All lines in the data bearing the string "Aktivitete" should be identified and copied.

>> Start

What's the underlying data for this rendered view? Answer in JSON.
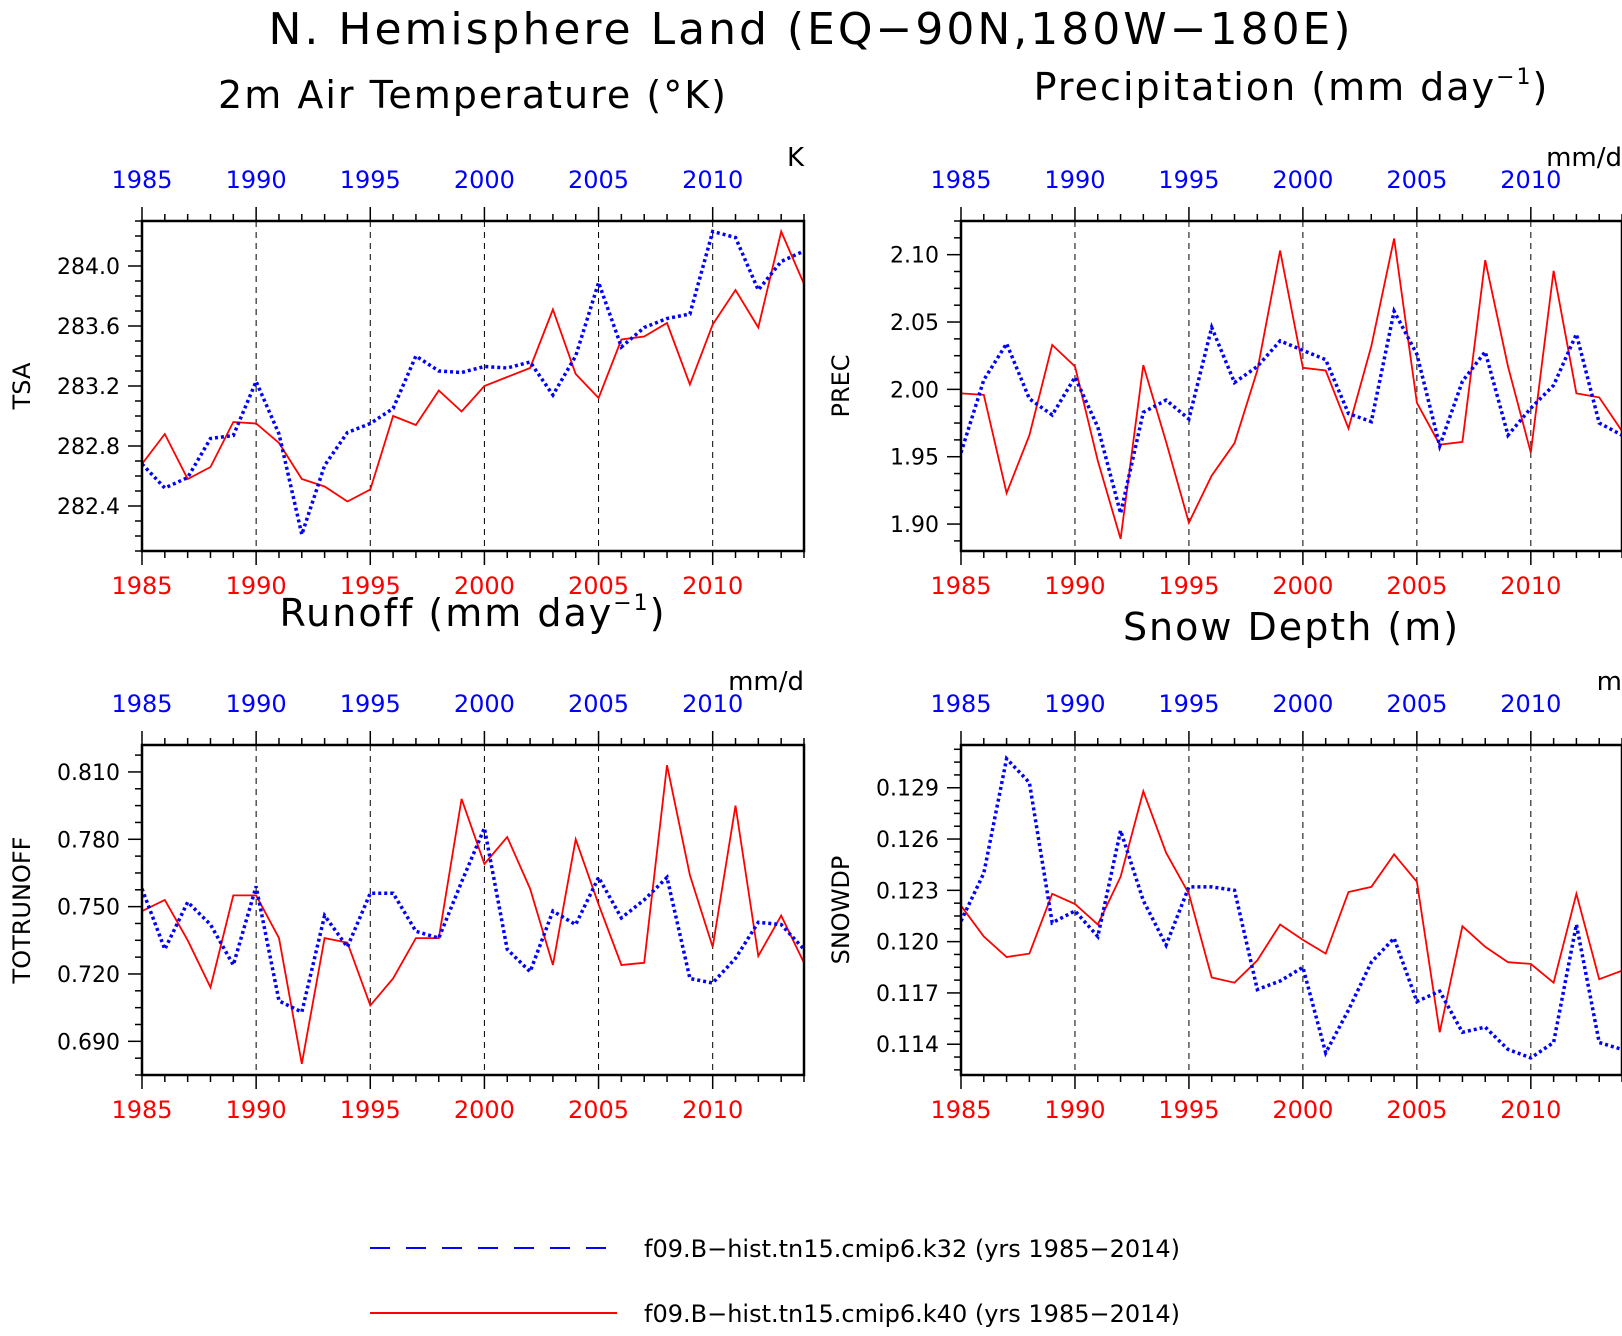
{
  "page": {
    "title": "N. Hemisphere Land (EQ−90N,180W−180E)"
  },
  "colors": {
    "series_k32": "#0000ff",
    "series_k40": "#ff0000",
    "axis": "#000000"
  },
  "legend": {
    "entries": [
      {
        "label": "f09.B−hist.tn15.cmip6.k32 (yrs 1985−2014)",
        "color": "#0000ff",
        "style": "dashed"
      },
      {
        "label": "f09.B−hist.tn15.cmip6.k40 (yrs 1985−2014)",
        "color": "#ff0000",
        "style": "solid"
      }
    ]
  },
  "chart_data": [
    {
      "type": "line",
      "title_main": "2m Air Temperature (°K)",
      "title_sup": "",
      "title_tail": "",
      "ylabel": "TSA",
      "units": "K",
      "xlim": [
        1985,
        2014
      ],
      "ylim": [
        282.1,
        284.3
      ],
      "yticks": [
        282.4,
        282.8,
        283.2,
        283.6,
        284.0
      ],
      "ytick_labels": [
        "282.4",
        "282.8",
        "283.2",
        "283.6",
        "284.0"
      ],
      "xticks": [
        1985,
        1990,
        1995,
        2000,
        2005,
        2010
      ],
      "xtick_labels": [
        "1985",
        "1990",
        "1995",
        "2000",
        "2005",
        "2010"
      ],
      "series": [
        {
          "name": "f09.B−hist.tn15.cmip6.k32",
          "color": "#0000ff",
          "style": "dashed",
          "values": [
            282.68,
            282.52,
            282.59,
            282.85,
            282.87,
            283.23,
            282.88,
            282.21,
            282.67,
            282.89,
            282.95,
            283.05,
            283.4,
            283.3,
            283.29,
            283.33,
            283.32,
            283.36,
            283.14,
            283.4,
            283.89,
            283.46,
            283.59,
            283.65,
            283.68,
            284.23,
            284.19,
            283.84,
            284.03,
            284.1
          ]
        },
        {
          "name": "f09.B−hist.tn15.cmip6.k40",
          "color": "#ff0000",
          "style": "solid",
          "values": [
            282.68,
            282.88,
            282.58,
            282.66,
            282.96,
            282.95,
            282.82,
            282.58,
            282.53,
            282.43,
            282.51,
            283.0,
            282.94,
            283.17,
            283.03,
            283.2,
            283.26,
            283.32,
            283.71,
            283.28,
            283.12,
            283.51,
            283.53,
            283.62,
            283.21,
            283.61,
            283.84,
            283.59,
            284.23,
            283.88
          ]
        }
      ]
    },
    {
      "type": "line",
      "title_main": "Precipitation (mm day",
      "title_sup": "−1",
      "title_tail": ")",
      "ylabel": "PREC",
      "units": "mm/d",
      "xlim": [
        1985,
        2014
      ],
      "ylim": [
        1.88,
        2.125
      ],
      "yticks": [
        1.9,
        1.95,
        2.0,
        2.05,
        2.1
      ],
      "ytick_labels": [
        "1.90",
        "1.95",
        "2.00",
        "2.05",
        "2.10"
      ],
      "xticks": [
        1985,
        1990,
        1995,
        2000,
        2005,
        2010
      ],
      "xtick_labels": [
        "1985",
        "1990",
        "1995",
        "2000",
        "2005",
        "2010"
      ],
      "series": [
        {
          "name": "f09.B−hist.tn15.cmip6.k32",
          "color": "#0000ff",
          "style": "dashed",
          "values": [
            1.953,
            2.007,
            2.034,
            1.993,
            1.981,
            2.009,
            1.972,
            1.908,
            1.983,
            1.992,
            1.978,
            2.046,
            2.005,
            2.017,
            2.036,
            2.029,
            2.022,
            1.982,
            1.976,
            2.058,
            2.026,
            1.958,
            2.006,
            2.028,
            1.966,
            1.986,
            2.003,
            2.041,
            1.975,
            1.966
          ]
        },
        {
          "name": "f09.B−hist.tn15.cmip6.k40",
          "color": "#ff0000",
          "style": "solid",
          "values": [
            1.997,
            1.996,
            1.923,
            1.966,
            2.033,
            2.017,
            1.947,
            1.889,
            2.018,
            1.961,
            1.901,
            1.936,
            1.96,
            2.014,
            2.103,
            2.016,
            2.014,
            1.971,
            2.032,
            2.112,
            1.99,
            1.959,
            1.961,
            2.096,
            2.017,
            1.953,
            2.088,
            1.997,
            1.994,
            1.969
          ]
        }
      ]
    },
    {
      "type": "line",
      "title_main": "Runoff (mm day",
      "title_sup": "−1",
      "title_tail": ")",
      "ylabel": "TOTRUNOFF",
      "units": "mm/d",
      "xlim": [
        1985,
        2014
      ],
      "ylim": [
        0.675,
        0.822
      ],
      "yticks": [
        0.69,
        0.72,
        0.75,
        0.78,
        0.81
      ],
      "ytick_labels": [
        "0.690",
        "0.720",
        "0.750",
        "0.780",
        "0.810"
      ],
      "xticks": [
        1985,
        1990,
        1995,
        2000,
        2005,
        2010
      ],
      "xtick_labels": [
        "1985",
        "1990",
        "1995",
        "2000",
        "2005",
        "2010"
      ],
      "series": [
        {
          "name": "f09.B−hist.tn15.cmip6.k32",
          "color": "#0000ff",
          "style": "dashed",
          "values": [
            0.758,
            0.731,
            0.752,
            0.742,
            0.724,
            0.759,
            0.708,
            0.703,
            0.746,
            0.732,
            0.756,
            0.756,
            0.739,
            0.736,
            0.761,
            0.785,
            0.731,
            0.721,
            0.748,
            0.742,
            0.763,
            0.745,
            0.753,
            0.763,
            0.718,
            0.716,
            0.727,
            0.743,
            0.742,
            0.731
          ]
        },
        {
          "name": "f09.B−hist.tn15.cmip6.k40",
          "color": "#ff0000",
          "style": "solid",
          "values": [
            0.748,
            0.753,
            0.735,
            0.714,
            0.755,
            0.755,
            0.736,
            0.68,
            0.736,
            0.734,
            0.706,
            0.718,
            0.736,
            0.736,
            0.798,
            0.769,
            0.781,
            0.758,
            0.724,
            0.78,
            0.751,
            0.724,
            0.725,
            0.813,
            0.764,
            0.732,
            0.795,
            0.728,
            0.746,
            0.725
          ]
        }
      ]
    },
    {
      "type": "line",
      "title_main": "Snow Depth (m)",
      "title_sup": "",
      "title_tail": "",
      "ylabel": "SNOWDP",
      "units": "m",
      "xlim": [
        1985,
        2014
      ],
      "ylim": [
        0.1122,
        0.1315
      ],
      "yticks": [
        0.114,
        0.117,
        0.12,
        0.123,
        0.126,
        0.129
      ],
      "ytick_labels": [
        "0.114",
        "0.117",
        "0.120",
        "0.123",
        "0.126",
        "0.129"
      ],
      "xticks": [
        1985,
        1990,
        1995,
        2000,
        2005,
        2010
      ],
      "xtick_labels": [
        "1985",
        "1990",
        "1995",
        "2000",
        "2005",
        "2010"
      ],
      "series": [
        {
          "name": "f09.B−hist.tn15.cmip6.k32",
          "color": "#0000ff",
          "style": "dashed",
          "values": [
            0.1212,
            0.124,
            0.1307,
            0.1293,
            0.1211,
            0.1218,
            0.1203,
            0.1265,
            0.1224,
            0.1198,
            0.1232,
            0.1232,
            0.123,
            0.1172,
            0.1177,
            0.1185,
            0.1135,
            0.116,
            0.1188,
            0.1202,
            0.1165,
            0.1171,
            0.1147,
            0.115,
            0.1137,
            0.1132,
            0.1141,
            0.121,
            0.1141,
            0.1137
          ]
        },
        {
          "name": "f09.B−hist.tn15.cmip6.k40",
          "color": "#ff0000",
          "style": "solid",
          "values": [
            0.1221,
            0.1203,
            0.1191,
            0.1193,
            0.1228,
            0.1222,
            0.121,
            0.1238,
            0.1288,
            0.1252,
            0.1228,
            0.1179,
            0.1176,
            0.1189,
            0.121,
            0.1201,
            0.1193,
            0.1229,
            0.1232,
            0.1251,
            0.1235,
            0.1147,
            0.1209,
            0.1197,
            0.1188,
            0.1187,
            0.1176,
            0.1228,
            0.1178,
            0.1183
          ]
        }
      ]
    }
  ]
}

>> End
>> Start

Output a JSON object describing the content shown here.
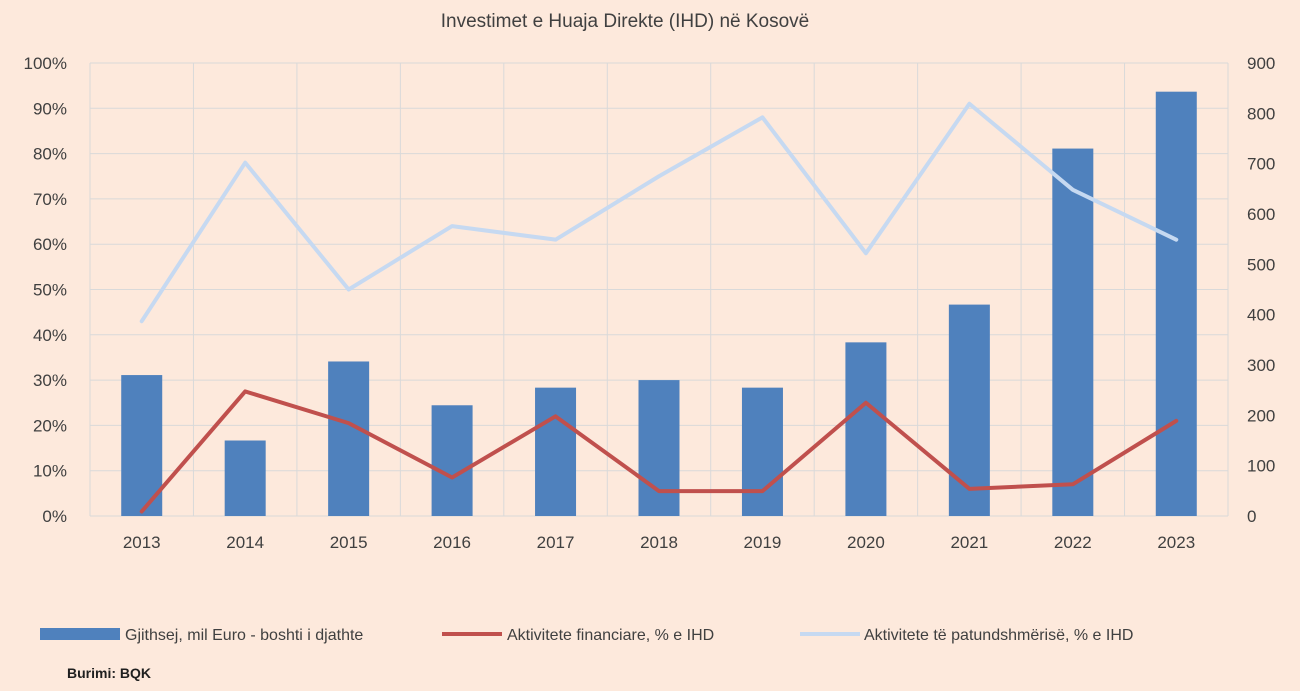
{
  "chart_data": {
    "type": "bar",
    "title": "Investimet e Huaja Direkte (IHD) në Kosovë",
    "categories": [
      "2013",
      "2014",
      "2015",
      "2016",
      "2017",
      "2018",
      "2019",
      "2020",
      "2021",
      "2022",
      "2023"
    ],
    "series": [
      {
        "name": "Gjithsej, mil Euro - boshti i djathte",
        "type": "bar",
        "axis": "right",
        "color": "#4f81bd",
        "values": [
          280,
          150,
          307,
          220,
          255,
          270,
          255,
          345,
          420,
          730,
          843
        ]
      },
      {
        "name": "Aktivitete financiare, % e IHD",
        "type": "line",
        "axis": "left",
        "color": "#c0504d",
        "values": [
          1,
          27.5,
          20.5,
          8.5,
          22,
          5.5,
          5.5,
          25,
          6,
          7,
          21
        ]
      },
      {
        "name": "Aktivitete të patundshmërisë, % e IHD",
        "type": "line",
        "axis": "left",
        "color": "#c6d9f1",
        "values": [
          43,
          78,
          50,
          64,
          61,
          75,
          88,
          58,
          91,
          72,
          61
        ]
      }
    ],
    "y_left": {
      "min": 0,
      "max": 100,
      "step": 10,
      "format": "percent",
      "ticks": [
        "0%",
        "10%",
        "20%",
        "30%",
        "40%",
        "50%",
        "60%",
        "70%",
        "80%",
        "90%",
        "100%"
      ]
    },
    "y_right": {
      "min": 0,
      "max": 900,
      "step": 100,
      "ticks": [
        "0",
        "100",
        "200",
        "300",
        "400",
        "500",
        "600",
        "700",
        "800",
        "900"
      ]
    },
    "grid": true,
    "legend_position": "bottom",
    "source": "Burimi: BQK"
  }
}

>> End

_Problem solution_:
        "name": "Aktivitete financiare, % e IHD",
        "name": "Aktivitete të patundshmërisë, % e IHD",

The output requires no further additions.